╭──

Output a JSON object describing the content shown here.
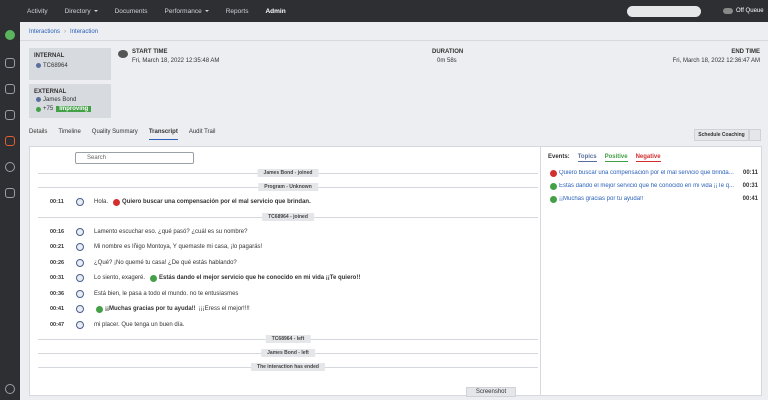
{
  "nav": {
    "items": [
      "Activity",
      "Directory",
      "Documents",
      "Performance",
      "Reports",
      "Admin"
    ],
    "active": 5,
    "dropdowns": [
      1,
      3
    ],
    "status": "Off Queue"
  },
  "breadcrumb": [
    "Interactions",
    "Interaction"
  ],
  "internal": {
    "label": "INTERNAL",
    "id": "TC68964"
  },
  "external": {
    "label": "EXTERNAL",
    "name": "James Bond",
    "score": "+75",
    "badge": "Improving"
  },
  "start_time": {
    "label": "START TIME",
    "value": "Fri, March 18, 2022 12:35:48 AM"
  },
  "duration": {
    "label": "DURATION",
    "value": "0m 58s"
  },
  "end_time": {
    "label": "END TIME",
    "value": "Fri, March 18, 2022 12:36:47 AM"
  },
  "tabs": {
    "items": [
      "Details",
      "Timeline",
      "Quality Summary",
      "Transcript",
      "Audit Trail"
    ],
    "active": 3
  },
  "coaching_button": "Schedule Coaching",
  "search_placeholder": "Search",
  "transcript": [
    {
      "system": "James Bond - joined"
    },
    {
      "system": "Program - Unknown"
    },
    {
      "time": "00:11",
      "segments": [
        {
          "text": "Hola."
        },
        {
          "text": "Quiero buscar una compensación por el mal servicio que brindan.",
          "tone": "negative"
        }
      ]
    },
    {
      "system": "TC68964 - joined"
    },
    {
      "time": "00:16",
      "segments": [
        {
          "text": "Lamento escuchar eso. ¿qué pasó? ¿cuál es su nombre?"
        }
      ]
    },
    {
      "time": "00:21",
      "segments": [
        {
          "text": "Mi nombre es Iñigo Montoya, Y quemaste mi casa, ¡lo pagarás!"
        }
      ]
    },
    {
      "time": "00:26",
      "segments": [
        {
          "text": "¿Qué? ¡No quemé tu casa! ¿De qué estás hablando?"
        }
      ]
    },
    {
      "time": "00:31",
      "segments": [
        {
          "text": "Lo siento, exageré."
        },
        {
          "text": "Estás dando el mejor servicio que he conocido en mi vida ¡¡Te quiero!!",
          "tone": "positive"
        }
      ]
    },
    {
      "time": "00:36",
      "segments": [
        {
          "text": "Está bien, le pasa a todo el mundo. no te entusiasmes"
        }
      ]
    },
    {
      "time": "00:41",
      "segments": [
        {
          "text": "¡¡Muchas gracias por tu ayuda!!",
          "tone": "positive"
        },
        {
          "text": "¡¡¡Eress el mejor!!!!"
        }
      ]
    },
    {
      "time": "00:47",
      "segments": [
        {
          "text": "mi placer. Que tenga un buen día."
        }
      ]
    },
    {
      "system": "TC68964 - left"
    },
    {
      "system": "James Bond - left"
    },
    {
      "system": "The interaction has ended"
    }
  ],
  "events": {
    "label": "Events:",
    "filters": [
      {
        "text": "Topics",
        "color": "#5b6f9e"
      },
      {
        "text": "Positive",
        "color": "#43a047"
      },
      {
        "text": "Negative",
        "color": "#d32f2f"
      }
    ],
    "items": [
      {
        "text": "Quiero buscar una compensación por el mal servicio que brinda...",
        "time": "00:11",
        "tone": "negative"
      },
      {
        "text": "Estás dando el mejor servicio que he conocido en mi vida ¡¡Te q...",
        "time": "00:31",
        "tone": "positive"
      },
      {
        "text": "¡¡Muchas gracias por tu ayuda!!",
        "time": "00:41",
        "tone": "positive"
      }
    ]
  },
  "screenshot_button": "Screenshot"
}
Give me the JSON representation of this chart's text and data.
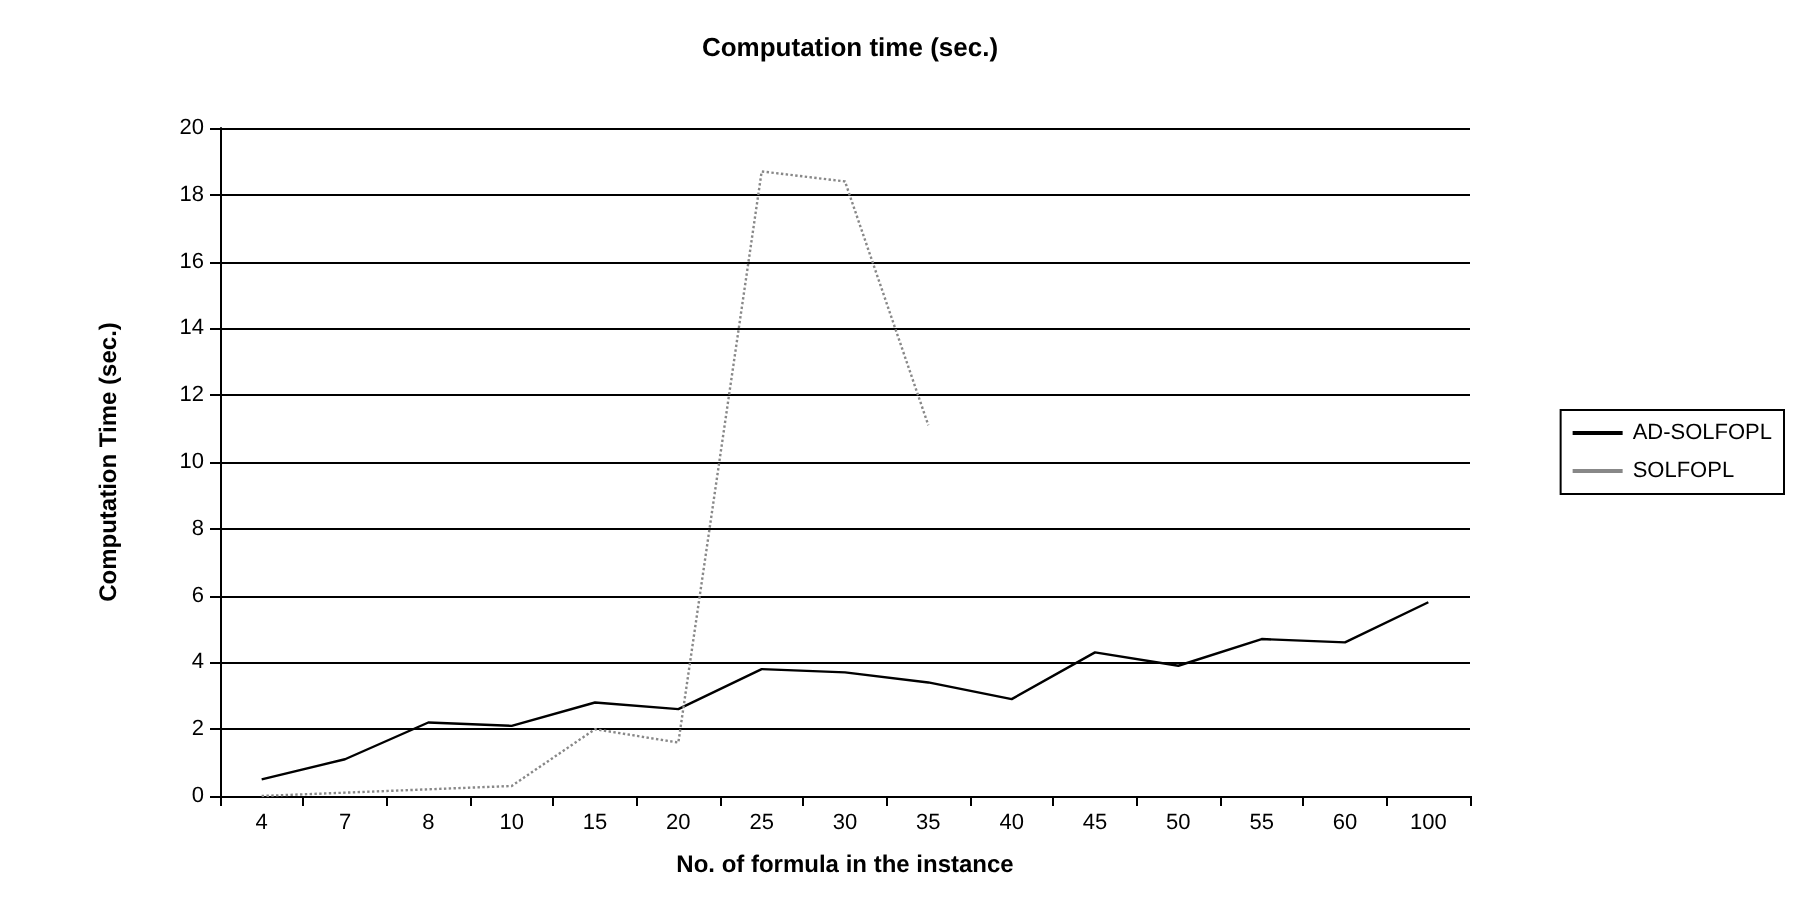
{
  "chart_data": {
    "type": "line",
    "title": "Computation time (sec.)",
    "xlabel": "No. of formula in the instance",
    "ylabel": "Computation Time (sec.)",
    "categories": [
      "4",
      "7",
      "8",
      "10",
      "15",
      "20",
      "25",
      "30",
      "35",
      "40",
      "45",
      "50",
      "55",
      "60",
      "100"
    ],
    "series": [
      {
        "name": "AD-SOLFOPL",
        "color": "#000000",
        "line_style": "solid",
        "values": [
          0.5,
          1.1,
          2.2,
          2.1,
          2.8,
          2.6,
          3.8,
          3.7,
          3.4,
          2.9,
          4.3,
          3.9,
          4.7,
          4.6,
          5.8
        ]
      },
      {
        "name": "SOLFOPL",
        "color": "#888888",
        "line_style": "dotted",
        "values": [
          0,
          0.1,
          0.2,
          0.3,
          2.0,
          1.6,
          18.7,
          18.4,
          11.1,
          null,
          null,
          null,
          null,
          null,
          null
        ]
      }
    ],
    "ylim": [
      0,
      20
    ],
    "yticks": [
      0,
      2,
      4,
      6,
      8,
      10,
      12,
      14,
      16,
      18,
      20
    ],
    "grid": "y",
    "legend": "right",
    "marker": "none"
  }
}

╰──

● YOUR TASK
Using the records above, find and show each line with the string "casa".

● RESPONSE TO THE TASK
          "text": "Mi nombre es Iñigo Montoya, Y quemaste mi casa, ¡lo pagarás!"
          "text": "¿Qué? ¡No quemé tu casa! ¿De qué estás hablando?"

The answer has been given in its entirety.